* WHAT THIS TASK INVOLVES: Go through the data below and gather each line containing "exapproprie".

* RECORDS FOR THIS TASK:
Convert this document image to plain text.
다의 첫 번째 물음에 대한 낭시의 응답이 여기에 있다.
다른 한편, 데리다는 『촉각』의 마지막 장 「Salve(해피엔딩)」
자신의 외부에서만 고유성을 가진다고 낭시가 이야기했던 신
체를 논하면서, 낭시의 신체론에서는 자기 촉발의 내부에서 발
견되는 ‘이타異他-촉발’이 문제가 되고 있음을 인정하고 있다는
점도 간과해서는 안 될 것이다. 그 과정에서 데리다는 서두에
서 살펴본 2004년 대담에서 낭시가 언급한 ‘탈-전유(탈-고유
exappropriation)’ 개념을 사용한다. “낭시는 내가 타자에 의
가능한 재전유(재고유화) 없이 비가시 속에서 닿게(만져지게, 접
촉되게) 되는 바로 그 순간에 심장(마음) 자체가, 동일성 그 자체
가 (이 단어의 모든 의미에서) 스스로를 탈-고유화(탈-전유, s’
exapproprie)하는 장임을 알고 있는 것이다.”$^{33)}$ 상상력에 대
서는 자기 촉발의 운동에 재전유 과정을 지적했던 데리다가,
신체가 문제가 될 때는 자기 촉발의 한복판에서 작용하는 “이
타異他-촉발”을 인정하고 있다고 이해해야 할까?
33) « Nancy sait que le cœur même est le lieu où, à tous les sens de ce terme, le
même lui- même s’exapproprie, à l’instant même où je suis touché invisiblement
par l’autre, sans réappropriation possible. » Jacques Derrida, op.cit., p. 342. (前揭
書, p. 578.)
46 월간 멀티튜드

* THE OUTPUT:
exapproprie)하는 장임을 알고 있는 것이다.”$^{33)}$ 상상력에 대
même lui- même s’exapproprie, à l’instant même où je suis touché invisiblement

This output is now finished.